• Written instruction
Only lines with the word "title" are needed; collect each of them from the listing below.
>>>>>
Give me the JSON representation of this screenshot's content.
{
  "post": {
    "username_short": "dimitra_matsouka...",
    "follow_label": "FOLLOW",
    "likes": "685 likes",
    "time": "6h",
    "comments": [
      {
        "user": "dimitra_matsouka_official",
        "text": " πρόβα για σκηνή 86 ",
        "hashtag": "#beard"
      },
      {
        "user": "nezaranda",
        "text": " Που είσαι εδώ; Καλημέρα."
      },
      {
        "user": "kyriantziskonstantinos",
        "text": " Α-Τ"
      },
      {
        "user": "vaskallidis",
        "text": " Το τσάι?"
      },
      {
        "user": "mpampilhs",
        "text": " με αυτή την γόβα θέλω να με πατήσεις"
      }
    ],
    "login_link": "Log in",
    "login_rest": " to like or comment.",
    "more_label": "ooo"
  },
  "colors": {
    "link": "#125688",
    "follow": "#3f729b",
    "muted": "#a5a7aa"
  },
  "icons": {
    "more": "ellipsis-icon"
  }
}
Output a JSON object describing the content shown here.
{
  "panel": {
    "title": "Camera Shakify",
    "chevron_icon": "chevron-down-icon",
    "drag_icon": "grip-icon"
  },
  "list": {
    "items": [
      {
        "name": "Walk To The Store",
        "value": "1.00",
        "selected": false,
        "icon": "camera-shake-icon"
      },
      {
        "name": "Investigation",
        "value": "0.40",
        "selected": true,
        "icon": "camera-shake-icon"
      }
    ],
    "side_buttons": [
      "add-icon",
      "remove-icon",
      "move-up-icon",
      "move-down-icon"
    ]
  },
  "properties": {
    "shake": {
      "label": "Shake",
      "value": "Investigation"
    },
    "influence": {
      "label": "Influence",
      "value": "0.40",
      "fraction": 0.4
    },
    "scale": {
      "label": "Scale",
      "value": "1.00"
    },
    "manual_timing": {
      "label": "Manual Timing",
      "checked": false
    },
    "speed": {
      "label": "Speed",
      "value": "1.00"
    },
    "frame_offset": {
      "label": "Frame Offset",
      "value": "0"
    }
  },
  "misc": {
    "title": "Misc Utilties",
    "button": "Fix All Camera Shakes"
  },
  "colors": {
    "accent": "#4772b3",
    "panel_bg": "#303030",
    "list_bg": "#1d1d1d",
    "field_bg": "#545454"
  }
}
<<<<<
• Answer below
    "title": "Camera Shakify",
    "title": "Misc Utilties",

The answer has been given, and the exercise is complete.